What you will do =>
Extract all lines containing "values".

# Task inputs start

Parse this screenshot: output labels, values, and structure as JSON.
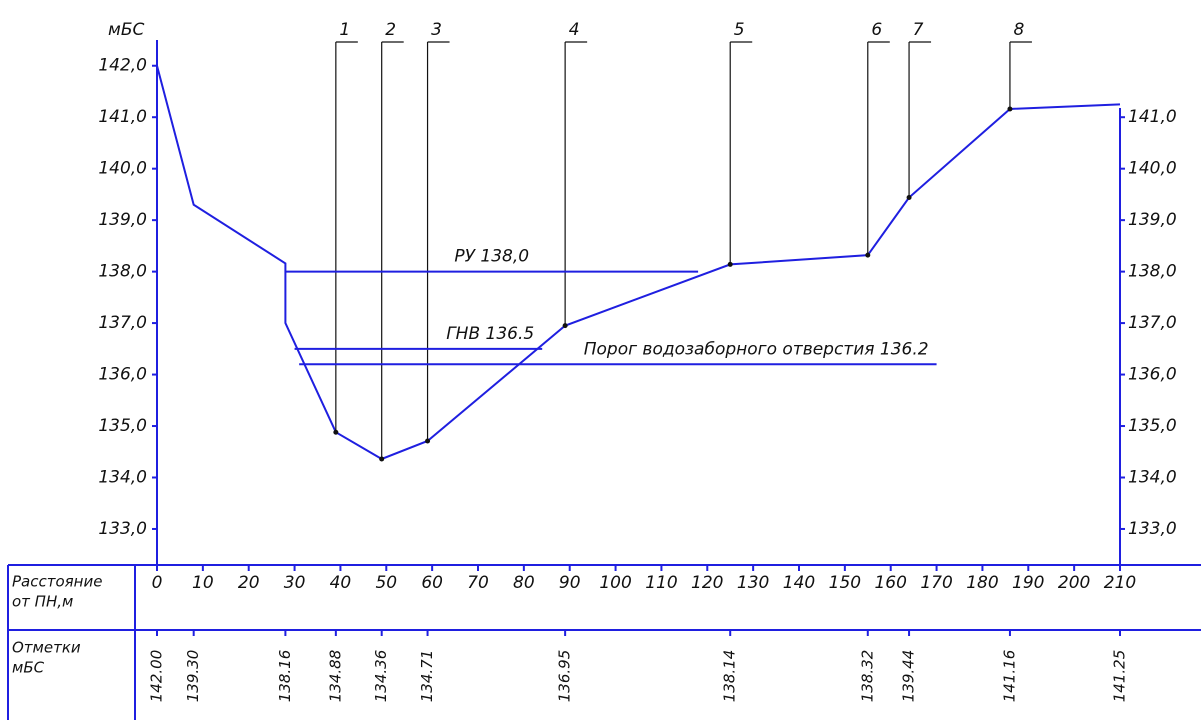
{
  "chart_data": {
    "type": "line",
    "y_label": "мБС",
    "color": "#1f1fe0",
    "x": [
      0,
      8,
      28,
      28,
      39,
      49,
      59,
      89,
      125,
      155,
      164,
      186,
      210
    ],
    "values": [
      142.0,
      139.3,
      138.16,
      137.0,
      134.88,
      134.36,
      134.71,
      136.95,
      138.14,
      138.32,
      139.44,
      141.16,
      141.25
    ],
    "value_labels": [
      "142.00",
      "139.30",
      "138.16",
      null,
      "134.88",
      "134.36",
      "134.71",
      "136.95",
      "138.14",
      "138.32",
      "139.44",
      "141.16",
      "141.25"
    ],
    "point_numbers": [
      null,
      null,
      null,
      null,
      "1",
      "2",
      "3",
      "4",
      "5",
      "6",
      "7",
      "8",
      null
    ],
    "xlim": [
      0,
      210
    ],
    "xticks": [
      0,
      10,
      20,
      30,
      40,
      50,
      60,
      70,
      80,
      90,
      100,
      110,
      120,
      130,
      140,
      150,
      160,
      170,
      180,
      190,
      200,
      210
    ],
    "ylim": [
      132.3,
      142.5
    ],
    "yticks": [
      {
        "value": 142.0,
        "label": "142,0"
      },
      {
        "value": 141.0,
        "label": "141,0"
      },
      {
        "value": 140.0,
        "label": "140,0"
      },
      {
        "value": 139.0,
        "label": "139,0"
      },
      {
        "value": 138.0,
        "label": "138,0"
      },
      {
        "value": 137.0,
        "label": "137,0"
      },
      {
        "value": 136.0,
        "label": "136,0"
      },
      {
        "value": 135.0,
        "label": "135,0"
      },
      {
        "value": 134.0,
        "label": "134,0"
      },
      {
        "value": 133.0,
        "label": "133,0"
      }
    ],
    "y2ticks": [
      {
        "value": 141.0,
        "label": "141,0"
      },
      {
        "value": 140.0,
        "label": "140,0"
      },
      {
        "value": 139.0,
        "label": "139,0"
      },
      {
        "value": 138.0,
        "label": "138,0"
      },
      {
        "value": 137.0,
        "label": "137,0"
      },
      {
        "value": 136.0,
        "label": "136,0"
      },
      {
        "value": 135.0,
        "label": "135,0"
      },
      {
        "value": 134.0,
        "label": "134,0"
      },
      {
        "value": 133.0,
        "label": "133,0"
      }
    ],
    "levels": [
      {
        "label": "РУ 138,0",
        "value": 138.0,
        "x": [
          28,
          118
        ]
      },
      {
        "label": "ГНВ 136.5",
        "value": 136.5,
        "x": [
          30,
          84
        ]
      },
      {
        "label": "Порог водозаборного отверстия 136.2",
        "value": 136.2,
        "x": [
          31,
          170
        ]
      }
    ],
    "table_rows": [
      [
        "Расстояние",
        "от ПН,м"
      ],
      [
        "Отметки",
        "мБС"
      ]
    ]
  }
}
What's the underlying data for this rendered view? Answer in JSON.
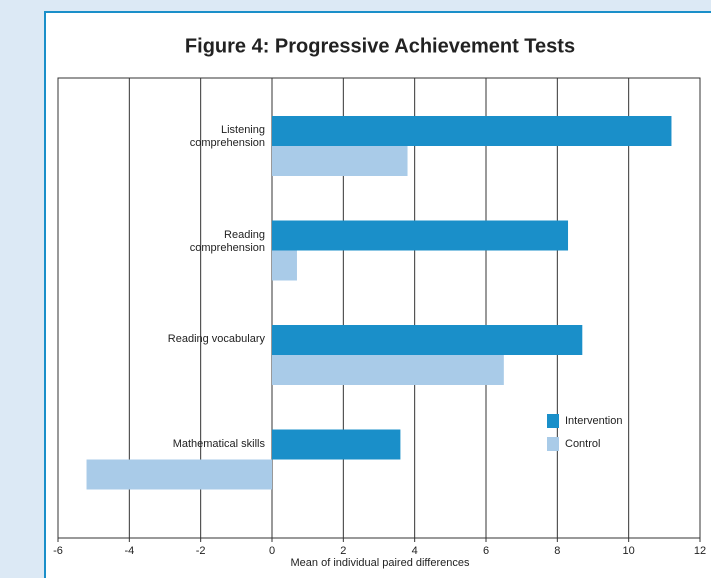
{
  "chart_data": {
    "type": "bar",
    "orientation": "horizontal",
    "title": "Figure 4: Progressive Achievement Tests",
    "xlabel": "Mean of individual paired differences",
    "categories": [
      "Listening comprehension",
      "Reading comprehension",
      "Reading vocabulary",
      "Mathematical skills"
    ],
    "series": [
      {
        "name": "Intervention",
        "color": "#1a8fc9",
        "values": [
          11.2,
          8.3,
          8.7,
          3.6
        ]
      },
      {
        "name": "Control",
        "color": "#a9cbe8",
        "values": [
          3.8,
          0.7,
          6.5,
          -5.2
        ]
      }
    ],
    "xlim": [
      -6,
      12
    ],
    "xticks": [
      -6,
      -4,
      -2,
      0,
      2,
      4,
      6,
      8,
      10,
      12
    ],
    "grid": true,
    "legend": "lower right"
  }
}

# Task inputs end
# Task inputs start

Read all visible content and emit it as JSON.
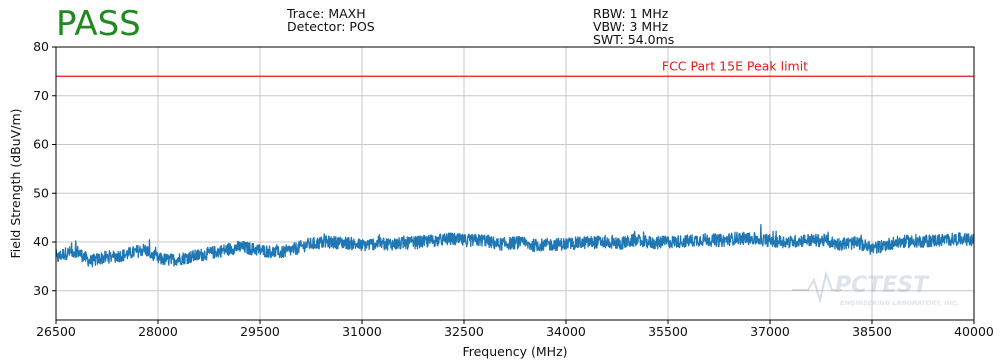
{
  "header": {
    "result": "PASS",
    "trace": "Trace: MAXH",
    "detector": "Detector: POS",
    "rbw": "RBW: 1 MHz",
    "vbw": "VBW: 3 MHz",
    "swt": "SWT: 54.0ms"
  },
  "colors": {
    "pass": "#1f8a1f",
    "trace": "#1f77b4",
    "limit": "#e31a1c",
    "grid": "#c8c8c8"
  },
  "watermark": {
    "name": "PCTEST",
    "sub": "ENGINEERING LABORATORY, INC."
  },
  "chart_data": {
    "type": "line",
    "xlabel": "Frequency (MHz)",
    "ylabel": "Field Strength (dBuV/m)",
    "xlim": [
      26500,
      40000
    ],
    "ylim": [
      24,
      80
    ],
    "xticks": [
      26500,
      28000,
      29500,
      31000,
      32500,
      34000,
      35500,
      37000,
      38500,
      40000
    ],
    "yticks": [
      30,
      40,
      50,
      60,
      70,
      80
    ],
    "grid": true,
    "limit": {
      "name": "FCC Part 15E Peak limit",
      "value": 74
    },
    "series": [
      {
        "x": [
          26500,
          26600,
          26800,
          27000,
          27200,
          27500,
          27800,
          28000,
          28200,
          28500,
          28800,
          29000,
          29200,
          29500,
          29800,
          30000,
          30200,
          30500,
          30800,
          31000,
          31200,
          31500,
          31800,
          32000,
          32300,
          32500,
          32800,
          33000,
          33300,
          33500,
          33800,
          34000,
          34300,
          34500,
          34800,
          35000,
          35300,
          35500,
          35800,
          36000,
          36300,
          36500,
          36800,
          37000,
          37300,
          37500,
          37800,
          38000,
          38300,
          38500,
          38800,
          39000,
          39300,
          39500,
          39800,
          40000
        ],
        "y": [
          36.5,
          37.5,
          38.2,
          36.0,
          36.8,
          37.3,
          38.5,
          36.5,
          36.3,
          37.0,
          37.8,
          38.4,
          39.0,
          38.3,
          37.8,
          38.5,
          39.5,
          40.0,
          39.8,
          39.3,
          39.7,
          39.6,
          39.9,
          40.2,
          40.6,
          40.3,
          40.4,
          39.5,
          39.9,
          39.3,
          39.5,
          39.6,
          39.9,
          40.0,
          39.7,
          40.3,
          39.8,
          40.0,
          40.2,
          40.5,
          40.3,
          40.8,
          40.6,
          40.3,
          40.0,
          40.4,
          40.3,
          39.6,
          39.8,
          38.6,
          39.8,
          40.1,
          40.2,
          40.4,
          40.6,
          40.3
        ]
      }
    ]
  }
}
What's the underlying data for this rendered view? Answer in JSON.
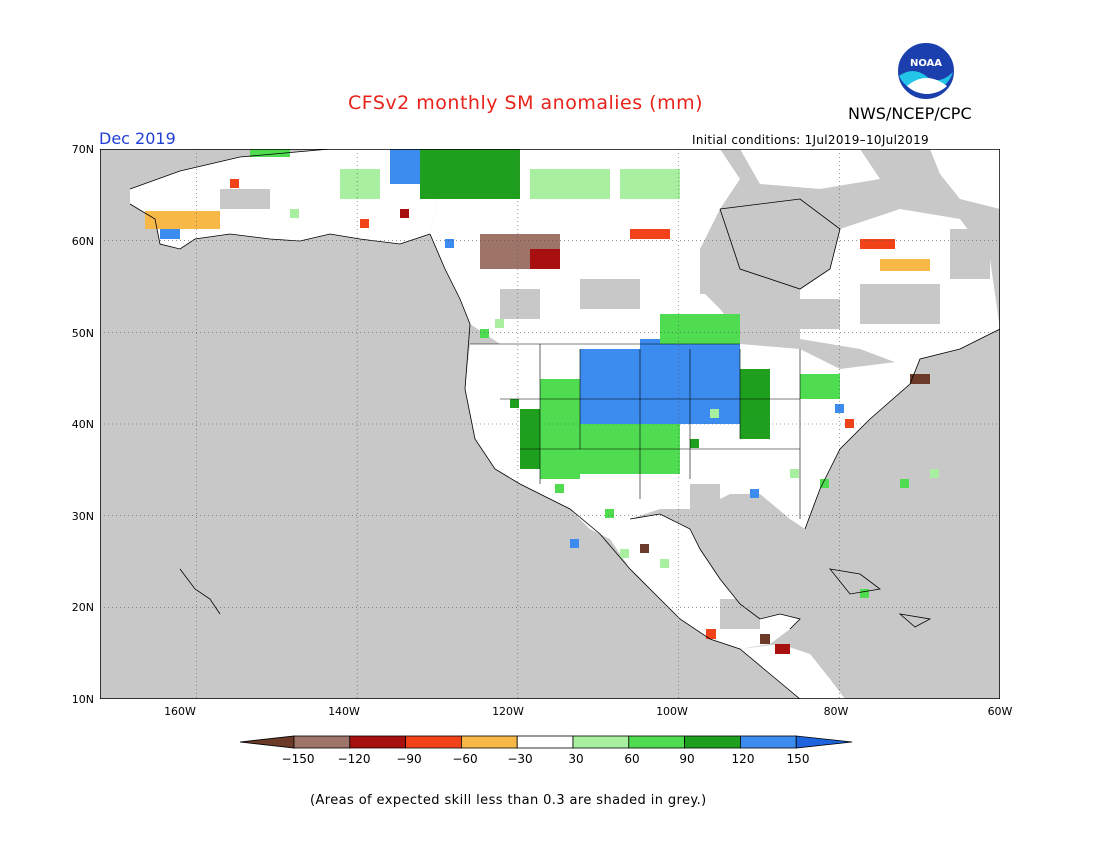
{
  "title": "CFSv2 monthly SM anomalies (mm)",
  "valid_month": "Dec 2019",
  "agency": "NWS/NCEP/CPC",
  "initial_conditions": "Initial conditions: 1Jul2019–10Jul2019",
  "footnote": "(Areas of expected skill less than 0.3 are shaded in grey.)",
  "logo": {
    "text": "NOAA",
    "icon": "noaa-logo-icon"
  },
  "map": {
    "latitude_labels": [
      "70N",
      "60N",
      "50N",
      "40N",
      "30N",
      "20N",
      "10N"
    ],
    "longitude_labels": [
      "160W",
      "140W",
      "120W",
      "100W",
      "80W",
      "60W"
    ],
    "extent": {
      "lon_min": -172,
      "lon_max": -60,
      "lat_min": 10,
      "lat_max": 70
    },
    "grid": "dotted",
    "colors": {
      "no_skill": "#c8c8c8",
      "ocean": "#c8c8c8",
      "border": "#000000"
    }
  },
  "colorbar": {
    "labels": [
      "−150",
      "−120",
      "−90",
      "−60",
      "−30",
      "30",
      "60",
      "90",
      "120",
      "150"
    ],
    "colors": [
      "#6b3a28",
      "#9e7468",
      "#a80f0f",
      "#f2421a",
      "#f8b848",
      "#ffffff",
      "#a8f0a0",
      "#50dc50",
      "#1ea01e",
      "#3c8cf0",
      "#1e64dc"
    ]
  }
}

# Task inputs end

Full answer =>
Parse this screenshot: output labels, values, and structure as JSON.
    "values": [
        "values": [
        "values": [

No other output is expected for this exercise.